## EXERCISE
Your job is to restate each entry word for word.
# start of EXCERPTED RECORDS
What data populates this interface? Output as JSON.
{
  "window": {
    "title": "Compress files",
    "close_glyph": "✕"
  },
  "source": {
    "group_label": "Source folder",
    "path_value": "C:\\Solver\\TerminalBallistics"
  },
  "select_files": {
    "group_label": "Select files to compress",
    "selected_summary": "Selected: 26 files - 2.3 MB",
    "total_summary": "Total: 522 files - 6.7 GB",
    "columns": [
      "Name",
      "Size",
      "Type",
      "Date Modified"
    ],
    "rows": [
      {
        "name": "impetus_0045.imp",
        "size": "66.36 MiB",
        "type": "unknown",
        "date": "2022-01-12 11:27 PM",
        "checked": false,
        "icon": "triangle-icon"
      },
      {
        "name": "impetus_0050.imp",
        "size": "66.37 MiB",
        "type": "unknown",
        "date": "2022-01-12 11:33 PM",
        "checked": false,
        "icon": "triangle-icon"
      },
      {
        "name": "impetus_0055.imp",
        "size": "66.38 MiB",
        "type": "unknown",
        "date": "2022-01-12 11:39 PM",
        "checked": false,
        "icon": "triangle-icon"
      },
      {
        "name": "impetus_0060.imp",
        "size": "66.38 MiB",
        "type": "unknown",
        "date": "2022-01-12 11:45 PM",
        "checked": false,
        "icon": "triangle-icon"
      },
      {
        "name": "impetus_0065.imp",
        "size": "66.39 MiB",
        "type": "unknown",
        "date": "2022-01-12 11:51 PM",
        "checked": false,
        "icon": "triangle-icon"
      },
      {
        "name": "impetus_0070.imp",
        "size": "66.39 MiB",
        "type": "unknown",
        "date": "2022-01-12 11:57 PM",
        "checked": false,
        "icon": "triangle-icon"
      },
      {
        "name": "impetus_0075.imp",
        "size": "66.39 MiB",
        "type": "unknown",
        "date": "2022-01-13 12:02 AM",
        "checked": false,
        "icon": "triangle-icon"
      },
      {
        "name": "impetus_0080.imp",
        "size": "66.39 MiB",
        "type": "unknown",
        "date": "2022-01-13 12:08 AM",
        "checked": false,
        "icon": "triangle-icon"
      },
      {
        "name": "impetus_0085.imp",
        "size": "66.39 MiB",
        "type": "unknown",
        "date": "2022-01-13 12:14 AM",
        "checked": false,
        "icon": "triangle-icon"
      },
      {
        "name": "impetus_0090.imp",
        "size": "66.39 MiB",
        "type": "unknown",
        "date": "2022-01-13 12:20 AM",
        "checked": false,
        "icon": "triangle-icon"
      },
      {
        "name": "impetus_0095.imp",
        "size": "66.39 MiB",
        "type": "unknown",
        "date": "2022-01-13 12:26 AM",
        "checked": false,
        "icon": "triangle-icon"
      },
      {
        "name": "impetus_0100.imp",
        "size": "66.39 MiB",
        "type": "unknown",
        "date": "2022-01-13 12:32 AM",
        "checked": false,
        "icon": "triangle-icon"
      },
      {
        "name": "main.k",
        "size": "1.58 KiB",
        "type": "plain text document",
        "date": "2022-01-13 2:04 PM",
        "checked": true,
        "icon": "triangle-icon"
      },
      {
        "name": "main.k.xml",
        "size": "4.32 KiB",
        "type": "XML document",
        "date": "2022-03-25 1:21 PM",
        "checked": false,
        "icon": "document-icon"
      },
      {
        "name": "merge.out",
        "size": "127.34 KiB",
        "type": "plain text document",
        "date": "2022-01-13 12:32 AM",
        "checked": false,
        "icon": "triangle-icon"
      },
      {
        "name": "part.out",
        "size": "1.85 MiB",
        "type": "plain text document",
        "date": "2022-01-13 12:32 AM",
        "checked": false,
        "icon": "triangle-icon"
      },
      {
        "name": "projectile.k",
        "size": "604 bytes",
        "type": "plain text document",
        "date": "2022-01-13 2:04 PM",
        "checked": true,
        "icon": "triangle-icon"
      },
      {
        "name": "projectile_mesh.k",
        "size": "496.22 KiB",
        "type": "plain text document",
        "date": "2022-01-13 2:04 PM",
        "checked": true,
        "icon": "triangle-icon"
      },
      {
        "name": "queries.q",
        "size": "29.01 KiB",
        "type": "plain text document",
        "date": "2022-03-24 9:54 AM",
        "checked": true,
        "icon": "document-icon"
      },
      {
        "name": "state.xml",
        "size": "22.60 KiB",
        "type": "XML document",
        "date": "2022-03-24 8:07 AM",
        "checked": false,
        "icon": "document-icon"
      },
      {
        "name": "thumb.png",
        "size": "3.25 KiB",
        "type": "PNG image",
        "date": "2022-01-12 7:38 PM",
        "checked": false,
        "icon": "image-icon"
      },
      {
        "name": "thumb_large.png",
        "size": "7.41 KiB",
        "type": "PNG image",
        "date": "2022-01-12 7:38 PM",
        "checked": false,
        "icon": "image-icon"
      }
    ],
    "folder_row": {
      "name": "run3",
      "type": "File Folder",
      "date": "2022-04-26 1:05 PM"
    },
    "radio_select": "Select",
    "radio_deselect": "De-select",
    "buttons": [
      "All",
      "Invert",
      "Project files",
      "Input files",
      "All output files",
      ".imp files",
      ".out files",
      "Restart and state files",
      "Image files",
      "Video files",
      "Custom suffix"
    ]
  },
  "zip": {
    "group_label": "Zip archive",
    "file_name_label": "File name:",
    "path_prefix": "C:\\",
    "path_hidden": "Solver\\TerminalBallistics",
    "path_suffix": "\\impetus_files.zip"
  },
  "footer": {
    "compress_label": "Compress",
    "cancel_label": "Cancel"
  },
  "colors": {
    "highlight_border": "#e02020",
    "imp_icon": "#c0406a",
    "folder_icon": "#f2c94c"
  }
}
# end of EXCERPTED RECORDS
## TASK SOLUTION
What data populates this interface? Output as JSON.
{
  "window": {
    "title": "Compress files",
    "close_glyph": "✕"
  },
  "source": {
    "group_label": "Source folder",
    "path_value": "C:\\Solver\\TerminalBallistics"
  },
  "select_files": {
    "group_label": "Select files to compress",
    "selected_summary": "Selected: 26 files - 2.3 MB",
    "total_summary": "Total: 522 files - 6.7 GB",
    "columns": [
      "Name",
      "Size",
      "Type",
      "Date Modified"
    ],
    "rows": [
      {
        "name": "impetus_0045.imp",
        "size": "66.36 MiB",
        "type": "unknown",
        "date": "2022-01-12 11:27 PM",
        "checked": false,
        "icon": "triangle-icon"
      },
      {
        "name": "impetus_0050.imp",
        "size": "66.37 MiB",
        "type": "unknown",
        "date": "2022-01-12 11:33 PM",
        "checked": false,
        "icon": "triangle-icon"
      },
      {
        "name": "impetus_0055.imp",
        "size": "66.38 MiB",
        "type": "unknown",
        "date": "2022-01-12 11:39 PM",
        "checked": false,
        "icon": "triangle-icon"
      },
      {
        "name": "impetus_0060.imp",
        "size": "66.38 MiB",
        "type": "unknown",
        "date": "2022-01-12 11:45 PM",
        "checked": false,
        "icon": "triangle-icon"
      },
      {
        "name": "impetus_0065.imp",
        "size": "66.39 MiB",
        "type": "unknown",
        "date": "2022-01-12 11:51 PM",
        "checked": false,
        "icon": "triangle-icon"
      },
      {
        "name": "impetus_0070.imp",
        "size": "66.39 MiB",
        "type": "unknown",
        "date": "2022-01-12 11:57 PM",
        "checked": false,
        "icon": "triangle-icon"
      },
      {
        "name": "impetus_0075.imp",
        "size": "66.39 MiB",
        "type": "unknown",
        "date": "2022-01-13 12:02 AM",
        "checked": false,
        "icon": "triangle-icon"
      },
      {
        "name": "impetus_0080.imp",
        "size": "66.39 MiB",
        "type": "unknown",
        "date": "2022-01-13 12:08 AM",
        "checked": false,
        "icon": "triangle-icon"
      },
      {
        "name": "impetus_0085.imp",
        "size": "66.39 MiB",
        "type": "unknown",
        "date": "2022-01-13 12:14 AM",
        "checked": false,
        "icon": "triangle-icon"
      },
      {
        "name": "impetus_0090.imp",
        "size": "66.39 MiB",
        "type": "unknown",
        "date": "2022-01-13 12:20 AM",
        "checked": false,
        "icon": "triangle-icon"
      },
      {
        "name": "impetus_0095.imp",
        "size": "66.39 MiB",
        "type": "unknown",
        "date": "2022-01-13 12:26 AM",
        "checked": false,
        "icon": "triangle-icon"
      },
      {
        "name": "impetus_0100.imp",
        "size": "66.39 MiB",
        "type": "unknown",
        "date": "2022-01-13 12:32 AM",
        "checked": false,
        "icon": "triangle-icon"
      },
      {
        "name": "main.k",
        "size": "1.58 KiB",
        "type": "plain text document",
        "date": "2022-01-13 2:04 PM",
        "checked": true,
        "icon": "triangle-icon"
      },
      {
        "name": "main.k.xml",
        "size": "4.32 KiB",
        "type": "XML document",
        "date": "2022-03-25 1:21 PM",
        "checked": false,
        "icon": "document-icon"
      },
      {
        "name": "merge.out",
        "size": "127.34 KiB",
        "type": "plain text document",
        "date": "2022-01-13 12:32 AM",
        "checked": false,
        "icon": "triangle-icon"
      },
      {
        "name": "part.out",
        "size": "1.85 MiB",
        "type": "plain text document",
        "date": "2022-01-13 12:32 AM",
        "checked": false,
        "icon": "triangle-icon"
      },
      {
        "name": "projectile.k",
        "size": "604 bytes",
        "type": "plain text document",
        "date": "2022-01-13 2:04 PM",
        "checked": true,
        "icon": "triangle-icon"
      },
      {
        "name": "projectile_mesh.k",
        "size": "496.22 KiB",
        "type": "plain text document",
        "date": "2022-01-13 2:04 PM",
        "checked": true,
        "icon": "triangle-icon"
      },
      {
        "name": "queries.q",
        "size": "29.01 KiB",
        "type": "plain text document",
        "date": "2022-03-24 9:54 AM",
        "checked": true,
        "icon": "document-icon"
      },
      {
        "name": "state.xml",
        "size": "22.60 KiB",
        "type": "XML document",
        "date": "2022-03-24 8:07 AM",
        "checked": false,
        "icon": "document-icon"
      },
      {
        "name": "thumb.png",
        "size": "3.25 KiB",
        "type": "PNG image",
        "date": "2022-01-12 7:38 PM",
        "checked": false,
        "icon": "image-icon"
      },
      {
        "name": "thumb_large.png",
        "size": "7.41 KiB",
        "type": "PNG image",
        "date": "2022-01-12 7:38 PM",
        "checked": false,
        "icon": "image-icon"
      }
    ],
    "folder_row": {
      "name": "run3",
      "type": "File Folder",
      "date": "2022-04-26 1:05 PM"
    },
    "radio_select": "Select",
    "radio_deselect": "De-select",
    "buttons": [
      "All",
      "Invert",
      "Project files",
      "Input files",
      "All output files",
      ".imp files",
      ".out files",
      "Restart and state files",
      "Image files",
      "Video files",
      "Custom suffix"
    ]
  },
  "zip": {
    "group_label": "Zip archive",
    "file_name_label": "File name:",
    "path_prefix": "C:\\",
    "path_hidden": "Solver\\TerminalBallistics",
    "path_suffix": "\\impetus_files.zip"
  },
  "footer": {
    "compress_label": "Compress",
    "cancel_label": "Cancel"
  },
  "colors": {
    "highlight_border": "#e02020",
    "imp_icon": "#c0406a",
    "folder_icon": "#f2c94c"
  }
}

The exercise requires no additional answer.